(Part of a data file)
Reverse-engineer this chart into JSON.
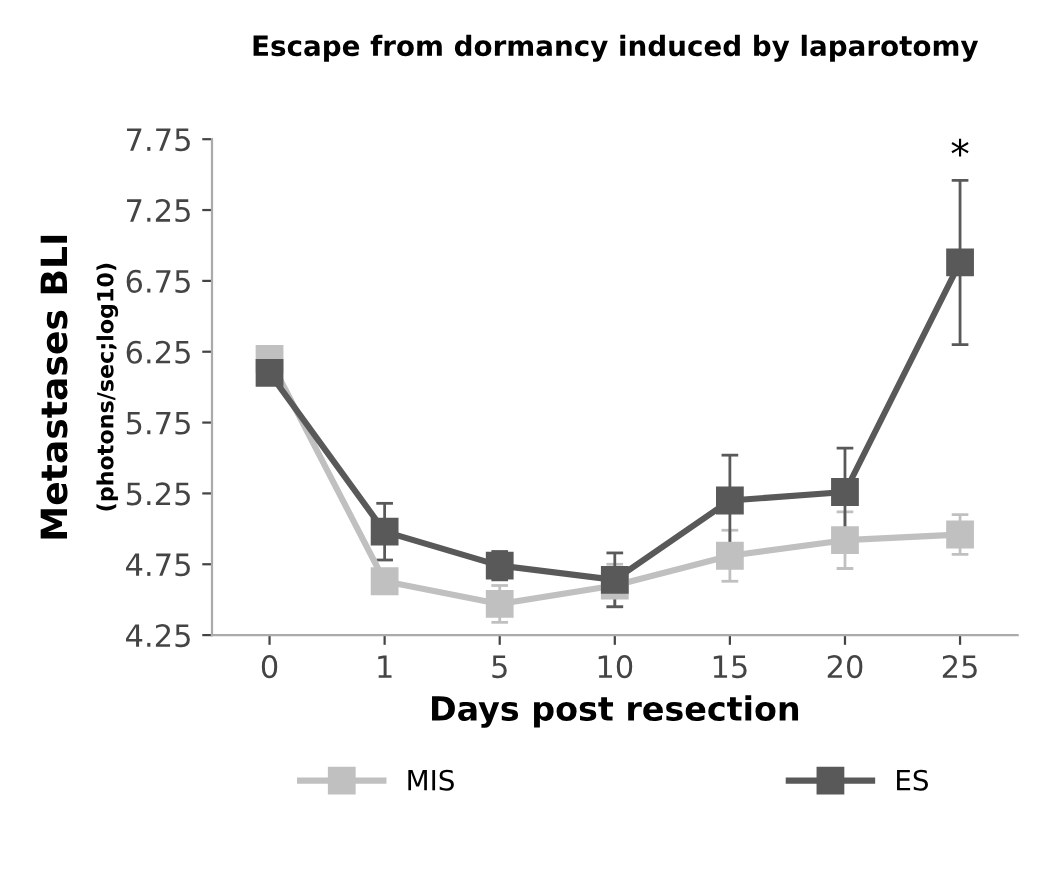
{
  "chart_data": {
    "type": "line",
    "title": "Escape from dormancy induced by laparotomy",
    "xlabel": "Days post resection",
    "ylabel": "Metastases BLI\n(photons/sec;log10)",
    "categories": [
      "0",
      "1",
      "5",
      "10",
      "15",
      "20",
      "25"
    ],
    "series": [
      {
        "name": "MIS",
        "color": "#c0c0c0",
        "values": [
          6.2,
          4.63,
          4.47,
          4.6,
          4.81,
          4.92,
          4.96
        ],
        "errors": [
          null,
          null,
          0.13,
          0.15,
          0.18,
          0.2,
          0.14
        ]
      },
      {
        "name": "ES",
        "color": "#595959",
        "values": [
          6.1,
          4.98,
          4.74,
          4.64,
          5.2,
          5.26,
          6.88
        ],
        "errors": [
          null,
          0.2,
          0.1,
          0.19,
          0.32,
          0.31,
          0.58
        ]
      }
    ],
    "annotations": [
      {
        "text": "*",
        "x": "25",
        "y": 6.88
      }
    ],
    "ylim": [
      4.25,
      7.75
    ],
    "yticks": [
      4.25,
      4.75,
      5.25,
      5.75,
      6.25,
      6.75,
      7.25,
      7.75
    ],
    "grid": false,
    "legend": "bottom",
    "marker": "square",
    "line_style": "solid"
  }
}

--- Objective ---
Output all of the entries verbatim, leaving out any images.

--- Answer to this problem ---
Reverse-engineer this chart into JSON.
{
  "chart_data": {
    "type": "line",
    "title": "Escape from dormancy induced by laparotomy",
    "xlabel": "Days post resection",
    "ylabel": "Metastases BLI\n(photons/sec;log10)",
    "categories": [
      "0",
      "1",
      "5",
      "10",
      "15",
      "20",
      "25"
    ],
    "series": [
      {
        "name": "MIS",
        "color": "#c0c0c0",
        "values": [
          6.2,
          4.63,
          4.47,
          4.6,
          4.81,
          4.92,
          4.96
        ],
        "errors": [
          null,
          null,
          0.13,
          0.15,
          0.18,
          0.2,
          0.14
        ]
      },
      {
        "name": "ES",
        "color": "#595959",
        "values": [
          6.1,
          4.98,
          4.74,
          4.64,
          5.2,
          5.26,
          6.88
        ],
        "errors": [
          null,
          0.2,
          0.1,
          0.19,
          0.32,
          0.31,
          0.58
        ]
      }
    ],
    "annotations": [
      {
        "text": "*",
        "x": "25",
        "y": 6.88
      }
    ],
    "ylim": [
      4.25,
      7.75
    ],
    "yticks": [
      4.25,
      4.75,
      5.25,
      5.75,
      6.25,
      6.75,
      7.25,
      7.75
    ],
    "grid": false,
    "legend": "bottom",
    "marker": "square",
    "line_style": "solid"
  }
}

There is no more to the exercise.